- _What needs to be done_
Copy everything from the line that contains "x-tick (714, 841, 715, 849)" down to the line that contains "data-point-croatia (57, 355, 77, 375)", both of those lines included, reproducing each line without any change.

---- Exercise data

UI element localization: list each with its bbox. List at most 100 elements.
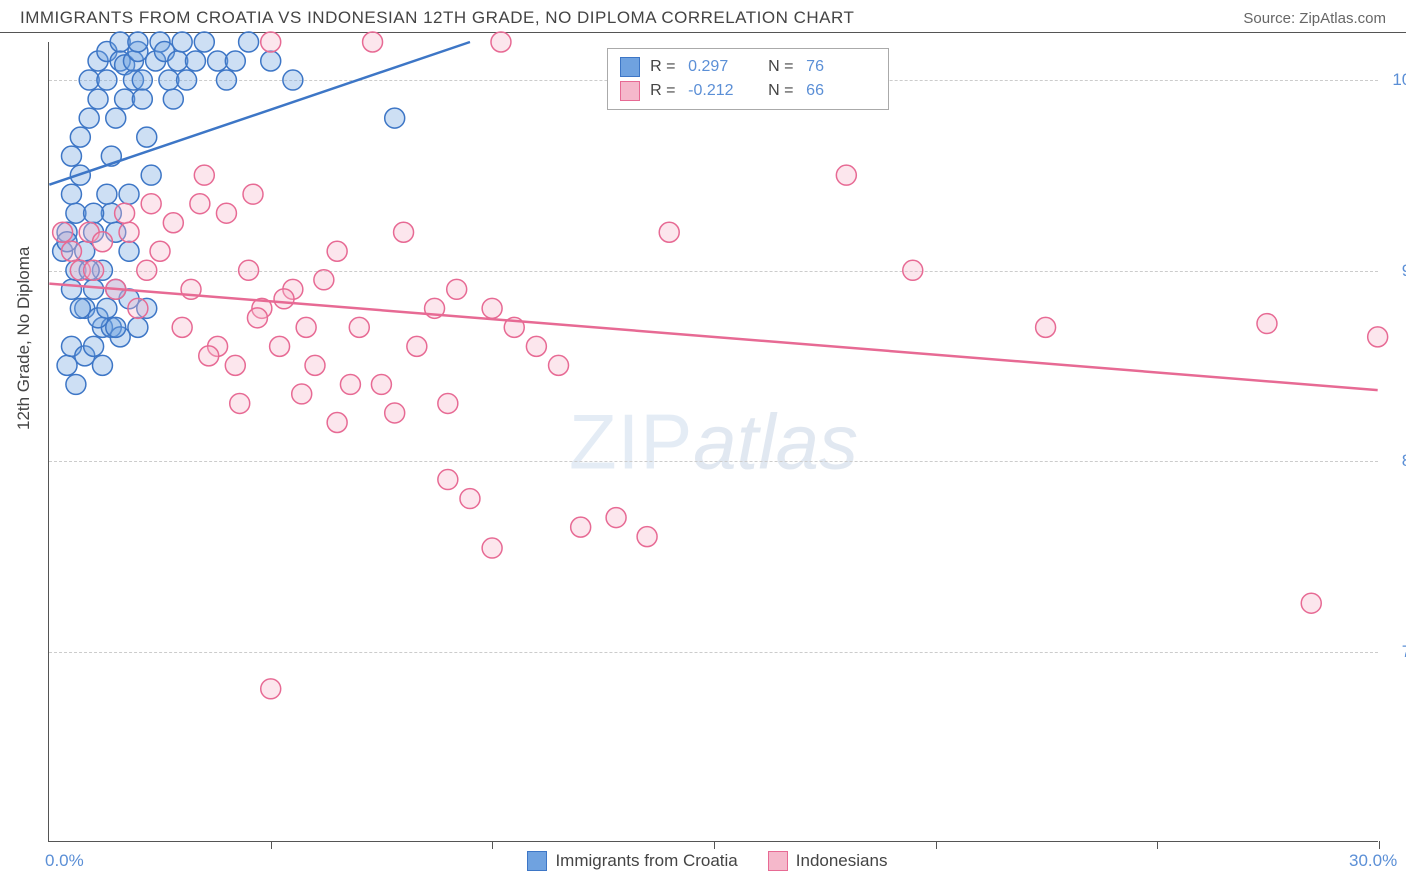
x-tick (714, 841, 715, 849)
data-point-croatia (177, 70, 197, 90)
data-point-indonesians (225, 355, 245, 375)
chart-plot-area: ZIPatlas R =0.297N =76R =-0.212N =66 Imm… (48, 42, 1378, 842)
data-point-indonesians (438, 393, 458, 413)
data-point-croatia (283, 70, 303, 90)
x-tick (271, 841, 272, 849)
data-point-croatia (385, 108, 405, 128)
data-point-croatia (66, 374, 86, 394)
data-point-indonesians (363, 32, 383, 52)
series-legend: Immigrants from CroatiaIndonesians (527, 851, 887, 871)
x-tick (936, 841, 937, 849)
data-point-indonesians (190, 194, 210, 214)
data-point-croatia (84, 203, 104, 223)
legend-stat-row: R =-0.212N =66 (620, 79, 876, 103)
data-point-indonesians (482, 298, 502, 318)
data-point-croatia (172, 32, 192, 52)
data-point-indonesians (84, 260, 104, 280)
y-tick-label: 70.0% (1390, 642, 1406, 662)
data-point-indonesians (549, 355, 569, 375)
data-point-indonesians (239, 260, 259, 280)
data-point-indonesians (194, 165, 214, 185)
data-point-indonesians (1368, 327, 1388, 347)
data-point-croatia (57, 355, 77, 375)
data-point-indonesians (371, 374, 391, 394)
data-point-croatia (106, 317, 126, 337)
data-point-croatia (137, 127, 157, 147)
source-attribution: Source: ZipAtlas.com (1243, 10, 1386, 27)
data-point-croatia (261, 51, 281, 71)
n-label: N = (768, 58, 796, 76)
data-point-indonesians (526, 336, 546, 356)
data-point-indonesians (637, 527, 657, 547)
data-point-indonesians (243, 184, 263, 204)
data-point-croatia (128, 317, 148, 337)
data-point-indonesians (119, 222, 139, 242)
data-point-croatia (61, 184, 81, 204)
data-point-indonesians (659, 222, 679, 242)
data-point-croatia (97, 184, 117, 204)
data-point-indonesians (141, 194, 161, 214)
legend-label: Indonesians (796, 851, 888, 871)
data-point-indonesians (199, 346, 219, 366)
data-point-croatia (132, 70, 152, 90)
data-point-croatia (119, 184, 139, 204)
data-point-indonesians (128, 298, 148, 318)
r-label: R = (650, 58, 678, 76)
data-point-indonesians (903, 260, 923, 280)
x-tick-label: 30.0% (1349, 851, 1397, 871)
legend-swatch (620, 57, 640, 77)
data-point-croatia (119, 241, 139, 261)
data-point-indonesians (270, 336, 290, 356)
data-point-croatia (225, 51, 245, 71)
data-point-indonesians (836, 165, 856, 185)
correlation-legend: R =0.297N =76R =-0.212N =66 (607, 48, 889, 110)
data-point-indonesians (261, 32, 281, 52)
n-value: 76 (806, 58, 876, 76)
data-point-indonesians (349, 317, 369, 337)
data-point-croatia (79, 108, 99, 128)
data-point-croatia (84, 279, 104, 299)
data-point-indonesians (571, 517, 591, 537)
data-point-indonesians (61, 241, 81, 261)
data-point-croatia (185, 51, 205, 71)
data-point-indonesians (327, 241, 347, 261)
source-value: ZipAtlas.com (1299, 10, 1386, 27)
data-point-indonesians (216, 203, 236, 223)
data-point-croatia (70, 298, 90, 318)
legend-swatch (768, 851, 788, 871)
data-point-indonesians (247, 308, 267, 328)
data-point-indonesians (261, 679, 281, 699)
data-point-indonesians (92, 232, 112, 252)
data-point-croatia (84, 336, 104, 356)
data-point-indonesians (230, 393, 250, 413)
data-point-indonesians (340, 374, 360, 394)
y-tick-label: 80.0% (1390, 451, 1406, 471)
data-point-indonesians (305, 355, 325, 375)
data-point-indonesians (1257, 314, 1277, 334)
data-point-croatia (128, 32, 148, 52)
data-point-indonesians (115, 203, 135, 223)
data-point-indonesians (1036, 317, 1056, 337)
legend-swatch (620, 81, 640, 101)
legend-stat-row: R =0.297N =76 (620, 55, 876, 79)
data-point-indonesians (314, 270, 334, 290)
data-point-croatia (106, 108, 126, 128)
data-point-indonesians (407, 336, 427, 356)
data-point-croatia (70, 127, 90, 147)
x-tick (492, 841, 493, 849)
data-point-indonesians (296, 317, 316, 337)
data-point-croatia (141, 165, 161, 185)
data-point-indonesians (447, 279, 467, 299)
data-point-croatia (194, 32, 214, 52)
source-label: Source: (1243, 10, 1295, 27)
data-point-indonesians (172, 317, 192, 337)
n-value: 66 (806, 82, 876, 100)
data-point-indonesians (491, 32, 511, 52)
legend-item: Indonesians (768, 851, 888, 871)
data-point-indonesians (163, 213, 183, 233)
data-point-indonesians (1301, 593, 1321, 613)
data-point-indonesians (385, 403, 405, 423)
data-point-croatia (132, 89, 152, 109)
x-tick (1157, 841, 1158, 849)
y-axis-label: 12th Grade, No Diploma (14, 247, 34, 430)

--------

- _Answer in full_
x-tick (714, 841, 715, 849)
data-point-croatia (177, 70, 197, 90)
data-point-indonesians (225, 355, 245, 375)
chart-plot-area: ZIPatlas R =0.297N =76R =-0.212N =66 Imm… (48, 42, 1378, 842)
data-point-indonesians (438, 393, 458, 413)
data-point-croatia (283, 70, 303, 90)
x-tick (271, 841, 272, 849)
data-point-croatia (385, 108, 405, 128)
data-point-croatia (66, 374, 86, 394)
data-point-indonesians (363, 32, 383, 52)
series-legend: Immigrants from CroatiaIndonesians (527, 851, 887, 871)
x-tick (936, 841, 937, 849)
data-point-indonesians (190, 194, 210, 214)
data-point-croatia (84, 203, 104, 223)
legend-stat-row: R =-0.212N =66 (620, 79, 876, 103)
data-point-indonesians (482, 298, 502, 318)
data-point-croatia (172, 32, 192, 52)
data-point-indonesians (84, 260, 104, 280)
y-tick-label: 70.0% (1390, 642, 1406, 662)
data-point-indonesians (549, 355, 569, 375)
data-point-indonesians (239, 260, 259, 280)
data-point-indonesians (194, 165, 214, 185)
data-point-indonesians (1368, 327, 1388, 347)
data-point-croatia (57, 355, 77, 375)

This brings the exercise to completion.